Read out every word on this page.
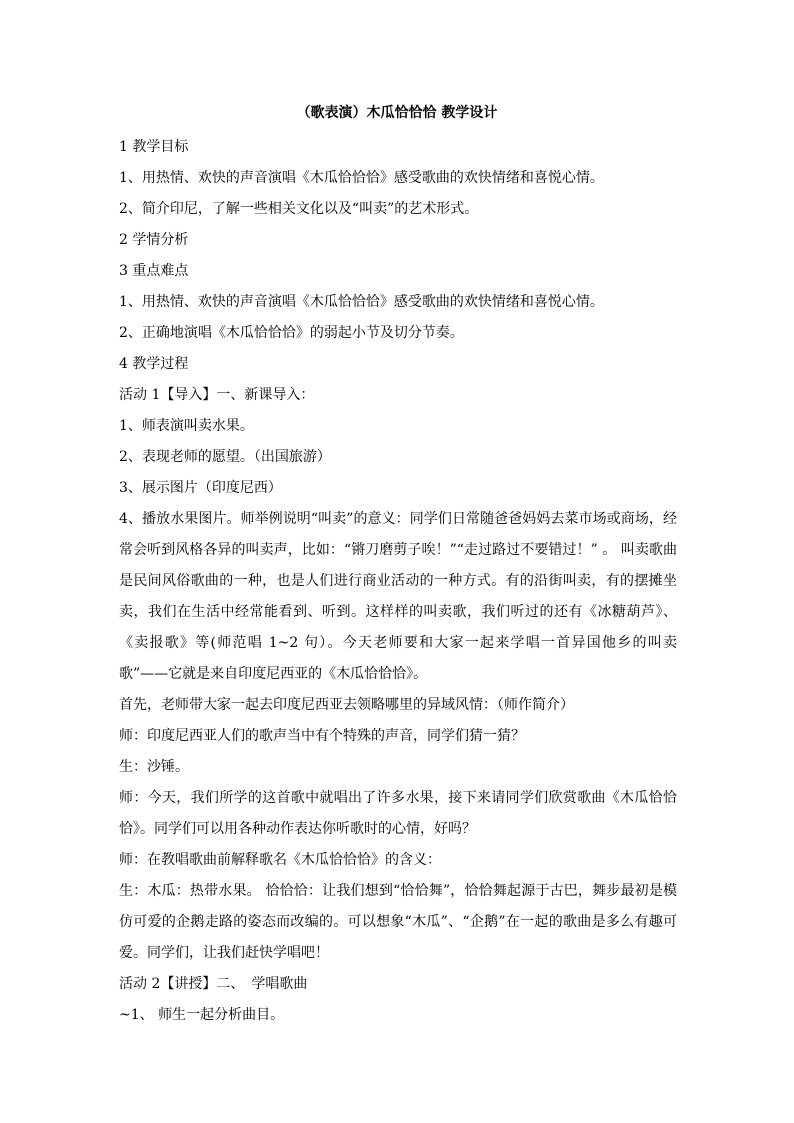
（歌表演）木瓜恰恰恰 教学设计

1 教学目标

1、用热情、欢快的声音演唱《木瓜恰恰恰》感受歌曲的欢快情绪和喜悦心情。

2、简介印尼，了解一些相关文化以及“叫卖”的艺术形式。

2 学情分析

3 重点难点

1、用热情、欢快的声音演唱《木瓜恰恰恰》感受歌曲的欢快情绪和喜悦心情。

2、正确地演唱《木瓜恰恰恰》的弱起小节及切分节奏。

4 教学过程

活动 1【导入】一、新课导入：

1、师表演叫卖水果。

2、表现老师的愿望。（出国旅游）

3、展示图片（印度尼西）

4、播放水果图片。师举例说明“叫卖”的意义：同学们日常随爸爸妈妈去菜市场或商场，经常会听到风格各异的叫卖声，比如：“锵刀磨剪子唉！”“走过路过不要错过！” 。 叫卖歌曲是民间风俗歌曲的一种，也是人们进行商业活动的一种方式。有的沿街叫卖，有的摆摊坐卖，我们在生活中经常能看到、听到。这样样的叫卖歌，我们听过的还有《冰糖葫芦》、《卖报歌》等(师范唱 1~2 句）。今天老师要和大家一起来学唱一首异国他乡的叫卖歌”——它就是来自印度尼西亚的《木瓜恰恰恰》。

首先，老师带大家一起去印度尼西亚去领略哪里的异域风情：（师作简介）

师：印度尼西亚人们的歌声当中有个特殊的声音，同学们猜一猜？

生：沙锤。

师：今天，我们所学的这首歌中就唱出了许多水果，接下来请同学们欣赏歌曲《木瓜恰恰恰》。同学们可以用各种动作表达你听歌时的心情，好吗？

师：在教唱歌曲前解释歌名《木瓜恰恰恰》的含义：

生：木瓜：热带水果。 恰恰恰：让我们想到“恰恰舞”，恰恰舞起源于古巴，舞步最初是模仿可爱的企鹅走路的姿态而改编的。可以想象“木瓜”、“企鹅”在一起的歌曲是多么有趣可爱。同学们，让我们赶快学唱吧！

活动 2【讲授】二、　学唱歌曲

~1、 师生一起分析曲目。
---+---
**OBJECTIVE**
Pull out every line of the records that includes the string "木瓜恰恰恰".

**COMPLETED TASK**
（歌表演）木瓜恰恰恰 教学设计
1、用热情、欢快的声音演唱《木瓜恰恰恰》感受歌曲的欢快情绪和喜悦心情。
1、用热情、欢快的声音演唱《木瓜恰恰恰》感受歌曲的欢快情绪和喜悦心情。
2、正确地演唱《木瓜恰恰恰》的弱起小节及切分节奏。
4、播放水果图片。师举例说明“叫卖”的意义：同学们日常随爸爸妈妈去菜市场或商场，经常会听到风格各异的叫卖声，比如：“锵刀磨剪子唉！”“走过路过不要错过！” 。 叫卖歌曲是民间风俗歌曲的一种，也是人们进行商业活动的一种方式。有的沿街叫卖，有的摆摊坐卖，我们在生活中经常能看到、听到。这样样的叫卖歌，我们听过的还有《冰糖葫芦》、《卖报歌》等(师范唱 1~2 句）。今天老师要和大家一起来学唱一首异国他乡的叫卖歌”——它就是来自印度尼西亚的《木瓜恰恰恰》。
师：今天，我们所学的这首歌中就唱出了许多水果，接下来请同学们欣赏歌曲《木瓜恰恰恰》。同学们可以用各种动作表达你听歌时的心情，好吗？
师：在教唱歌曲前解释歌名《木瓜恰恰恰》的含义：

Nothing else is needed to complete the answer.